• _WORK TO COMPLETE_: Find every line in the records below that holds the word "ipsum", and copy each one.

Extracted data entries:
────────

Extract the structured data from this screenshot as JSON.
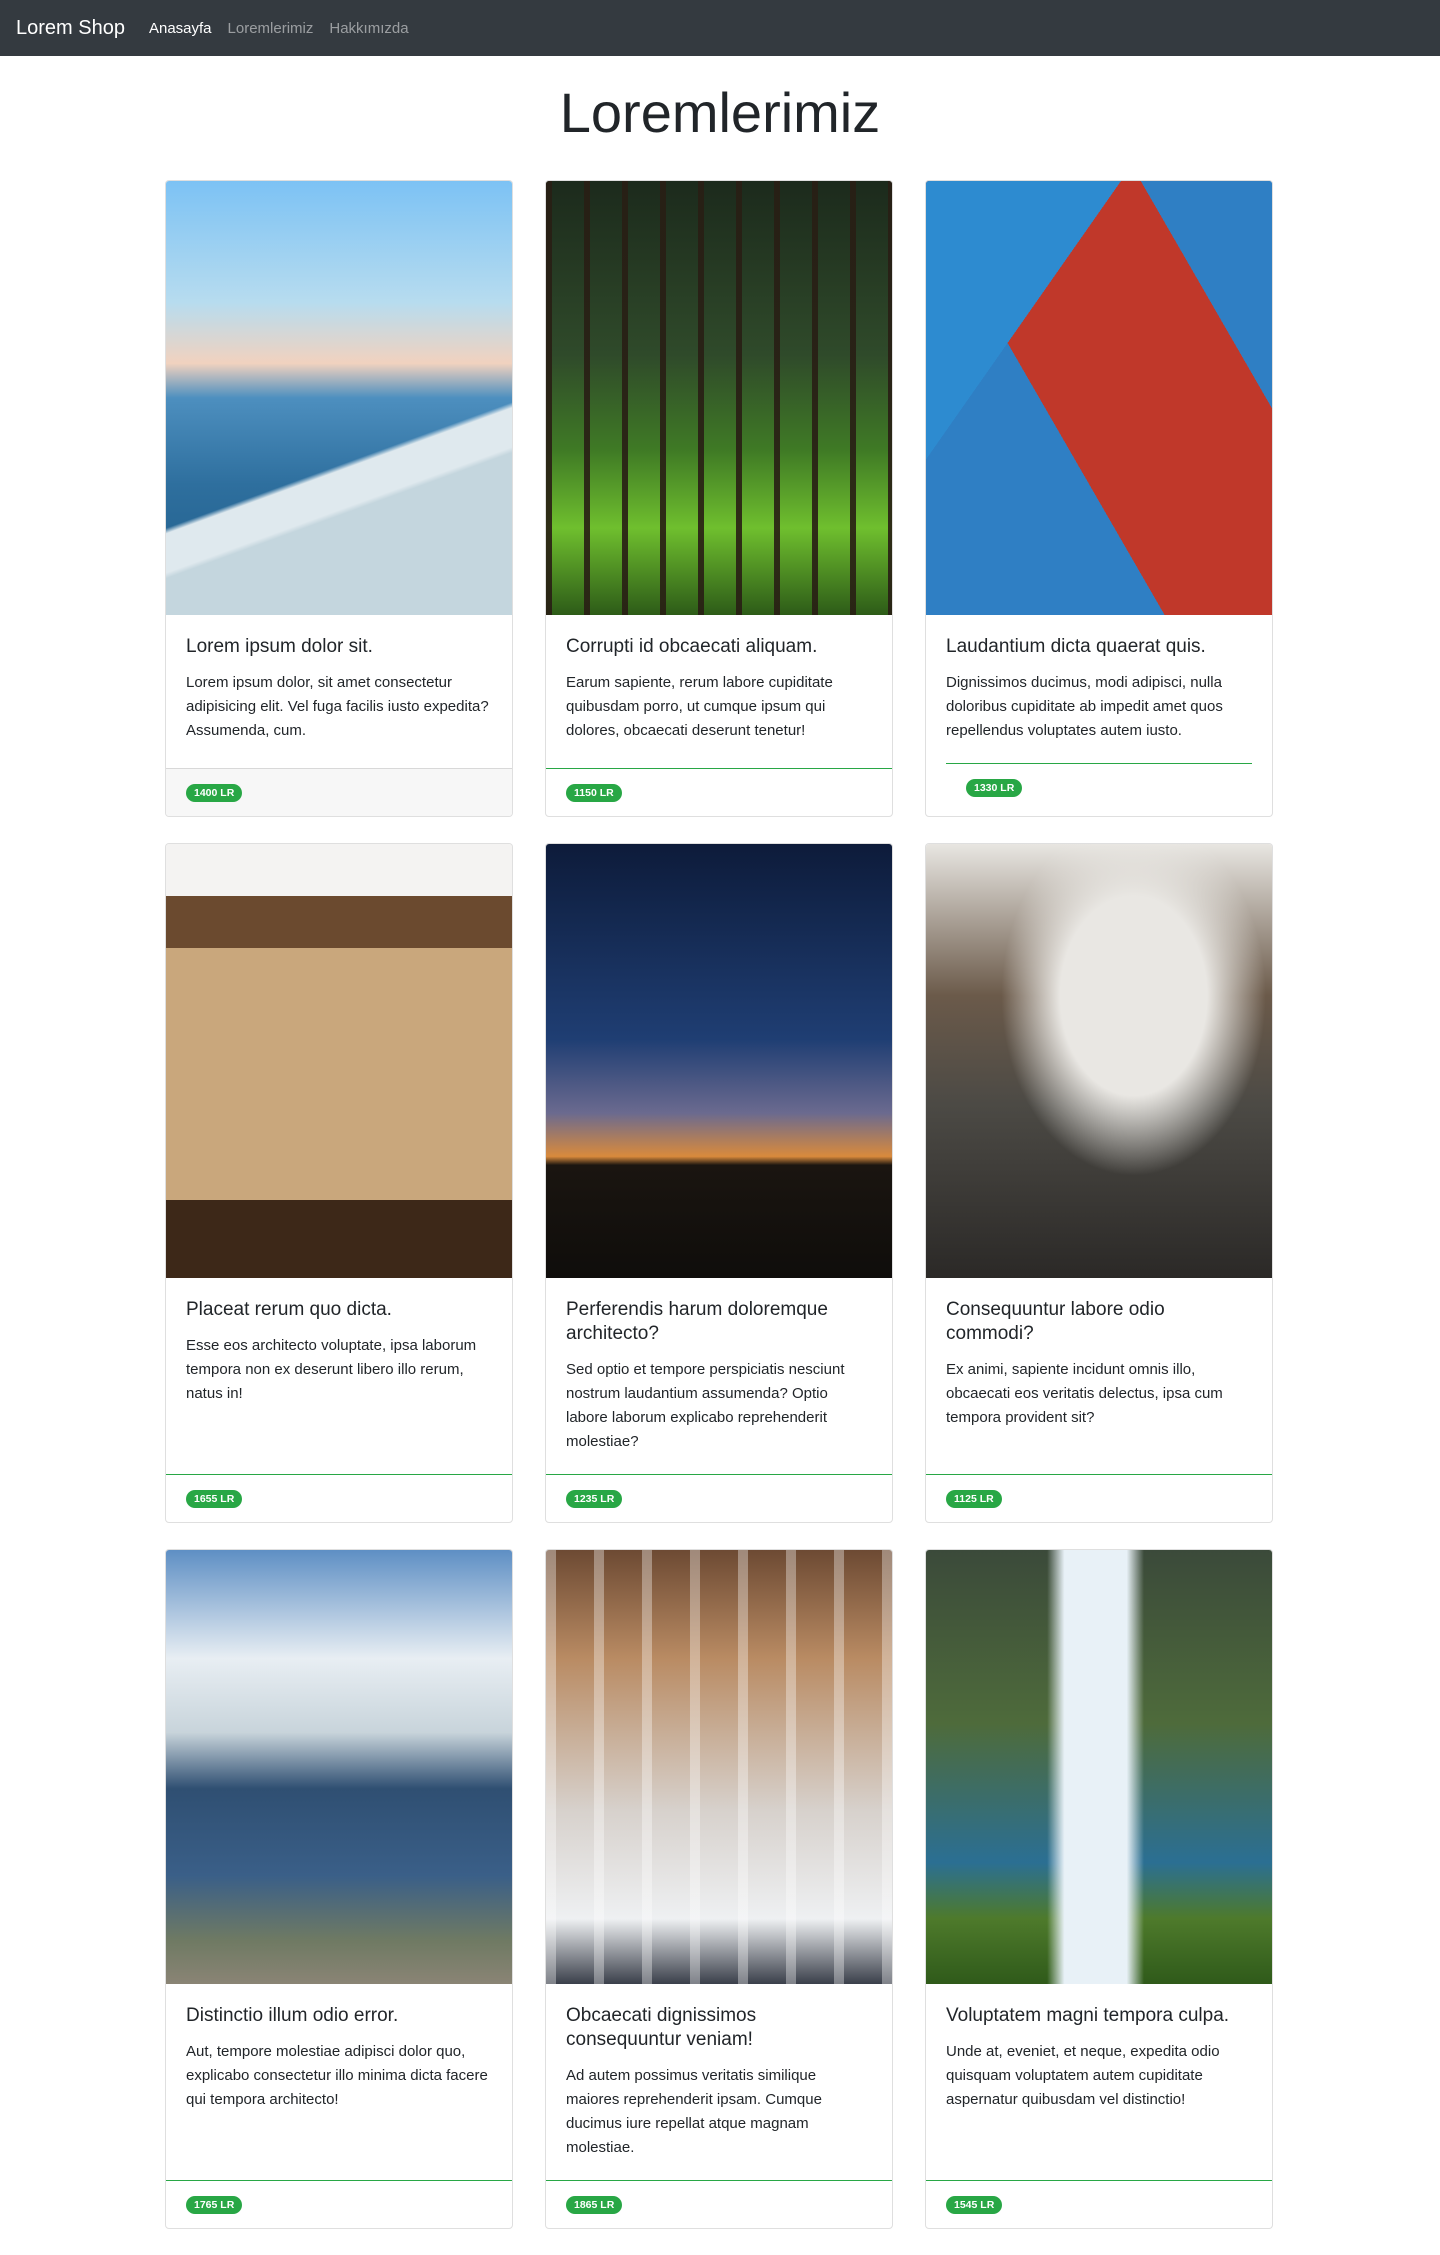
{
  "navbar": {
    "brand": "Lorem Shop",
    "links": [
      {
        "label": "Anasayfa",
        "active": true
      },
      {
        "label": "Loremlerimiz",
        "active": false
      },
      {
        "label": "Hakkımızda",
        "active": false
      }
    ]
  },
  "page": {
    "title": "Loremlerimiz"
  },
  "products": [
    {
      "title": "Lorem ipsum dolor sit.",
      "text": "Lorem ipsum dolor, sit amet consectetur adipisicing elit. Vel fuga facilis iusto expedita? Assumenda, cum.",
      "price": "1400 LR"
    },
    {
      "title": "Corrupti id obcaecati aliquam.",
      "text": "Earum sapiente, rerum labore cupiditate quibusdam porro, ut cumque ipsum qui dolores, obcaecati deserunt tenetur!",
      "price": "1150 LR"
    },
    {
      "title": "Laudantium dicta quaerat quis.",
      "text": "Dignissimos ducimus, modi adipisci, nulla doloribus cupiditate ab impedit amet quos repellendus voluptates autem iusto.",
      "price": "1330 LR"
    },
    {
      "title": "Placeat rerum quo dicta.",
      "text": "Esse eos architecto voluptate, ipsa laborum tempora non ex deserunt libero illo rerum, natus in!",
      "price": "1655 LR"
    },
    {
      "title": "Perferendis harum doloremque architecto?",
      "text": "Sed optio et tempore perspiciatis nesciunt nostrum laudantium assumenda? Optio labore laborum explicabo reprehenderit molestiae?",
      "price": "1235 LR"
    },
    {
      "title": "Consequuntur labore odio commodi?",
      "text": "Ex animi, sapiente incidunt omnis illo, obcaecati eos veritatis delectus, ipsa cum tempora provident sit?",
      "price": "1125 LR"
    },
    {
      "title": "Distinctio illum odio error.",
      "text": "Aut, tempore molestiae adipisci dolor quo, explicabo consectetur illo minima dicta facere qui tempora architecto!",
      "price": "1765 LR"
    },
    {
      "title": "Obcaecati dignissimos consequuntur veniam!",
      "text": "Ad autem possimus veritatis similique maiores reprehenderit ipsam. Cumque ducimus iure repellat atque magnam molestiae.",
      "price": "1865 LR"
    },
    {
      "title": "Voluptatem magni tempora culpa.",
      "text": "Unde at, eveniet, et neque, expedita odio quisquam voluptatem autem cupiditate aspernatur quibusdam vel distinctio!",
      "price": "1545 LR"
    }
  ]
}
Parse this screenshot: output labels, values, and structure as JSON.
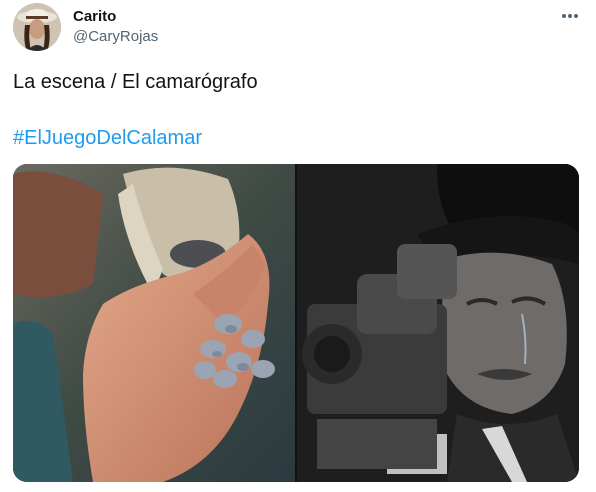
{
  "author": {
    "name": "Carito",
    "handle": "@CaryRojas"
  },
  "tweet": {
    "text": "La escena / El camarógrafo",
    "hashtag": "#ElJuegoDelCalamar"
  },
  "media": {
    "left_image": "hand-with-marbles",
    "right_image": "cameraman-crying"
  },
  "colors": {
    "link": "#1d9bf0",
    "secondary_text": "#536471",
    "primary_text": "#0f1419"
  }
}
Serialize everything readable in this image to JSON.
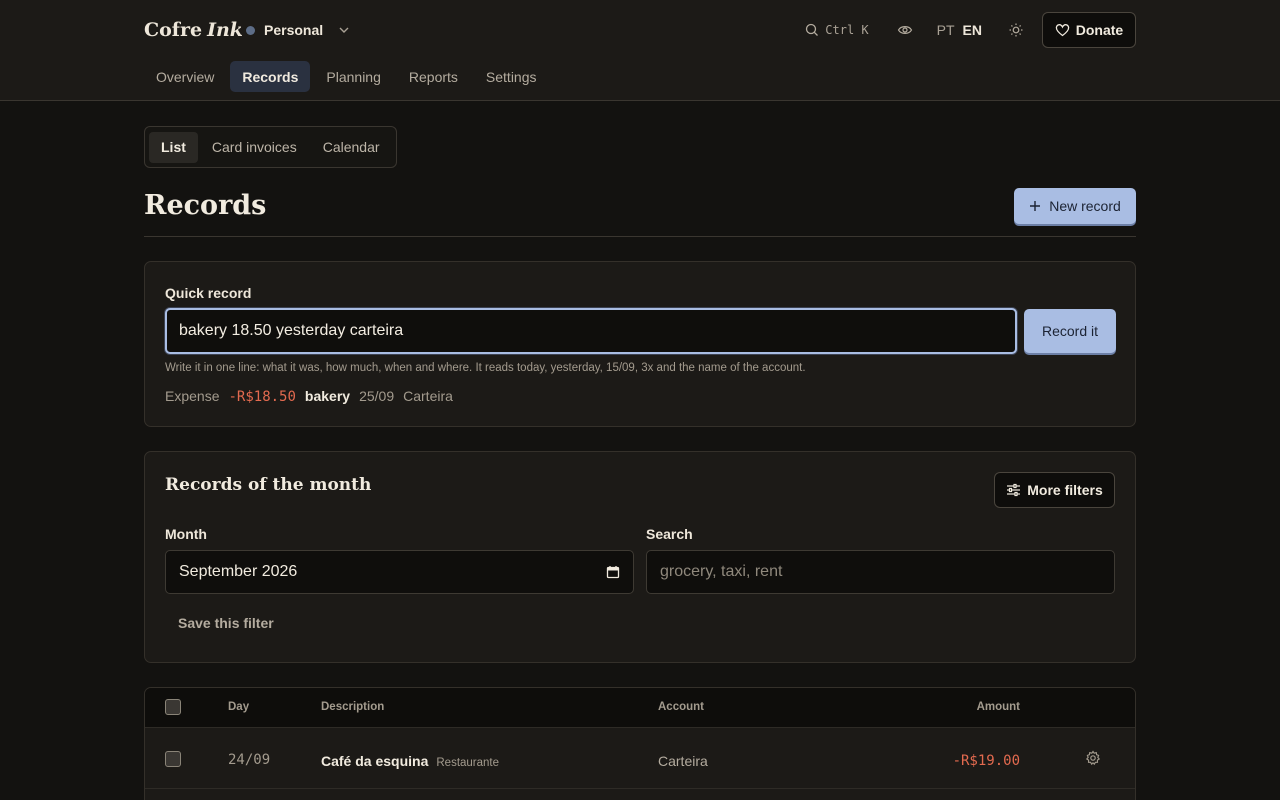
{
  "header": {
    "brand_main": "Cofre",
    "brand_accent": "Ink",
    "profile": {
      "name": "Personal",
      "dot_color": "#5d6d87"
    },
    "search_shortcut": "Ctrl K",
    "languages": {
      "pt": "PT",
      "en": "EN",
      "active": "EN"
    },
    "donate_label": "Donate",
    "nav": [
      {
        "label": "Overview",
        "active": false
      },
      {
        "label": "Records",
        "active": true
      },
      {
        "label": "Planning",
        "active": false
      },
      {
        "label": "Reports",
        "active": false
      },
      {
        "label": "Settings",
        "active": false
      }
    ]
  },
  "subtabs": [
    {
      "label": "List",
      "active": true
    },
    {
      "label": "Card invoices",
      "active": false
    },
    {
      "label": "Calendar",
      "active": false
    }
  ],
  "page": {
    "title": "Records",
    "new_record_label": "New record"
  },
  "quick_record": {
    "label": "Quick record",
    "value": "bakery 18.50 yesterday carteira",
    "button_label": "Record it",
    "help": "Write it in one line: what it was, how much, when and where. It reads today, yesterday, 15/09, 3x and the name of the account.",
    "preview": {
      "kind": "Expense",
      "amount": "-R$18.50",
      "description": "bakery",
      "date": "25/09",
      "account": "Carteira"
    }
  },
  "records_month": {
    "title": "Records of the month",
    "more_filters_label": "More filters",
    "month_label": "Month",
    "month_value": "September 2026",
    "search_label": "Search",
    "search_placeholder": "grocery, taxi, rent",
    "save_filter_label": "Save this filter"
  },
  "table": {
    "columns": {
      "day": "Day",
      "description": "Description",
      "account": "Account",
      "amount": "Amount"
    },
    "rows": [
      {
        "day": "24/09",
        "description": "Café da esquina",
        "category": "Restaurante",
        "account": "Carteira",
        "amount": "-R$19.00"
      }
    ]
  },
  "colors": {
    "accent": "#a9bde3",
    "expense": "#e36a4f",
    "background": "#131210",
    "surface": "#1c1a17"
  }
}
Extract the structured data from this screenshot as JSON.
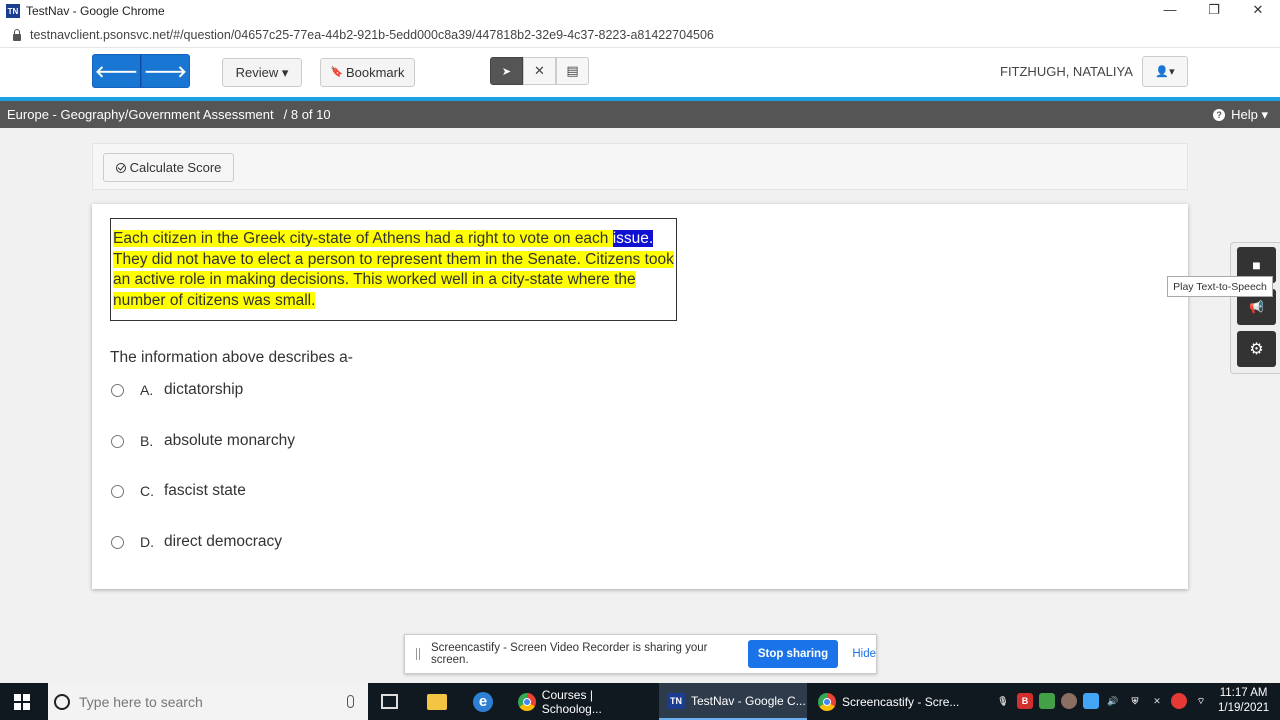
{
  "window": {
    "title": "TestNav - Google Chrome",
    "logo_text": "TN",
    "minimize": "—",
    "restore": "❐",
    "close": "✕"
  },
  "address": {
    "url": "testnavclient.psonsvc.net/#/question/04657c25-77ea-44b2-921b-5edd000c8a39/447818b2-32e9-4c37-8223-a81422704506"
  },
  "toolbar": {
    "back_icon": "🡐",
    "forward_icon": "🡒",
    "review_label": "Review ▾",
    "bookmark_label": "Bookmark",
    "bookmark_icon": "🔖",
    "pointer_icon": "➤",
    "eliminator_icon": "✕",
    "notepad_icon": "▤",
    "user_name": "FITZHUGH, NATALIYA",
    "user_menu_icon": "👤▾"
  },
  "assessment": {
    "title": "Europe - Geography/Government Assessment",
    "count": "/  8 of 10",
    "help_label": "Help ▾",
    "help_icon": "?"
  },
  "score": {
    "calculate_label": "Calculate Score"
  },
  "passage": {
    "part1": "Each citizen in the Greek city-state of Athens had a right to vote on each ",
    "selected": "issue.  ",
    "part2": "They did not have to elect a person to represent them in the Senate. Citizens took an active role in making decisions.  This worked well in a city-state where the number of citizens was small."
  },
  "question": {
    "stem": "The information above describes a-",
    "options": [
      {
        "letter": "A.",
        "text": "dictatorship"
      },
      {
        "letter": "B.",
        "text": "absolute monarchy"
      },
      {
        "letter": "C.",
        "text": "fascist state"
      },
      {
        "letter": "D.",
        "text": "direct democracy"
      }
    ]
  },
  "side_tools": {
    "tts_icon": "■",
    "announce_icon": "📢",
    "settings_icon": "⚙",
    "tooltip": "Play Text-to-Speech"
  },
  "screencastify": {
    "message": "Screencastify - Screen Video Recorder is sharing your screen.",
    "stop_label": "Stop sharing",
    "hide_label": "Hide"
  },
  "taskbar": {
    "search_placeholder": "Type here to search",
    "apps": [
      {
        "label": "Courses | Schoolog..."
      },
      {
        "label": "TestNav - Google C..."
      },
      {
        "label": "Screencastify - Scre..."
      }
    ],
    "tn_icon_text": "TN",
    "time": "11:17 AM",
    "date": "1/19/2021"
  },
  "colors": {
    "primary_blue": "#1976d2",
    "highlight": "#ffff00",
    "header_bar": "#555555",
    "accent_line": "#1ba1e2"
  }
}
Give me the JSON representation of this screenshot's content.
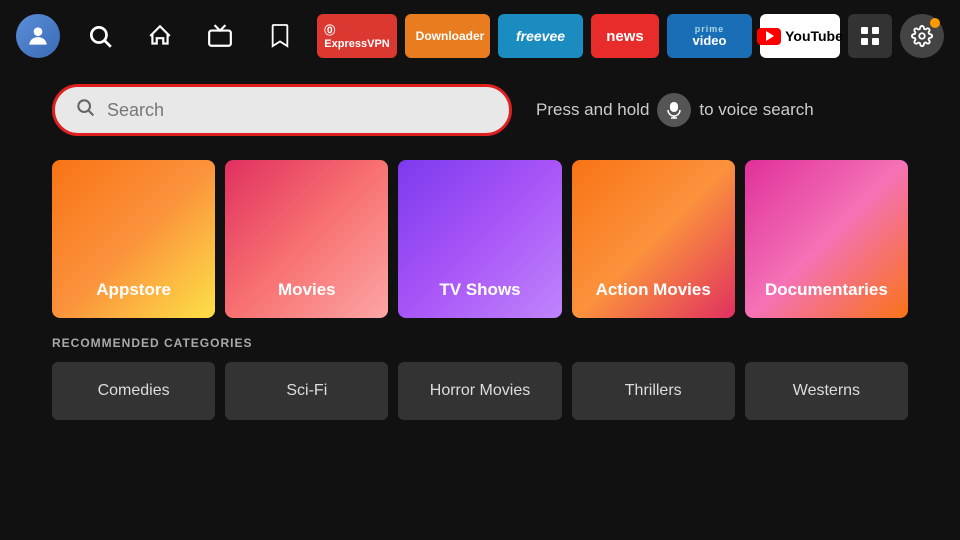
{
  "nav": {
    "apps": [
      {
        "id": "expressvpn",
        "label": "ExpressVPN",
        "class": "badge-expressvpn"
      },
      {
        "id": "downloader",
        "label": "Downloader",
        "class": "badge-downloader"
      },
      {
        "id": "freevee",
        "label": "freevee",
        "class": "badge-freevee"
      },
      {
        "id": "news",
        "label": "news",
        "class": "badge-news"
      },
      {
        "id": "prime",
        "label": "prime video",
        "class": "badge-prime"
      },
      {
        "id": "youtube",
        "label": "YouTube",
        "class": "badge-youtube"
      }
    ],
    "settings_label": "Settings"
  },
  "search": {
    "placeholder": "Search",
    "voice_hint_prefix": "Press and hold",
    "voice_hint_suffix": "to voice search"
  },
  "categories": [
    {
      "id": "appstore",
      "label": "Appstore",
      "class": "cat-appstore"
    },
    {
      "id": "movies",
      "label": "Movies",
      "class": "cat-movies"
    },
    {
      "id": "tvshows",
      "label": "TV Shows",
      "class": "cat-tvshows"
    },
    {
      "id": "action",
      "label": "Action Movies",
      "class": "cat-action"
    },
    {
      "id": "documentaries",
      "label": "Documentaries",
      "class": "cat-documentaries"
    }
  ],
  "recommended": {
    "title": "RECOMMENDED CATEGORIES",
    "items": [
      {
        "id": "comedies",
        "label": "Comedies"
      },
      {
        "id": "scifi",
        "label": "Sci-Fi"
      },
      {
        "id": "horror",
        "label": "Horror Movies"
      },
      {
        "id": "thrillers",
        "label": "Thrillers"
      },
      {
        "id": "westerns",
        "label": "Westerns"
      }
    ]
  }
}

────────

• _WRITTEN RESPONSE_:
      "title": "Lorem ipsum dolor sit.",
      "text": "Lorem ipsum dolor, sit amet consectetur adipisicing elit. Vel fuga facilis iusto expedita? Assumenda, cum.",
      "text": "Earum sapiente, rerum labore cupiditate quibusdam porro, ut cumque ipsum qui dolores, obcaecati deserunt tenetur!",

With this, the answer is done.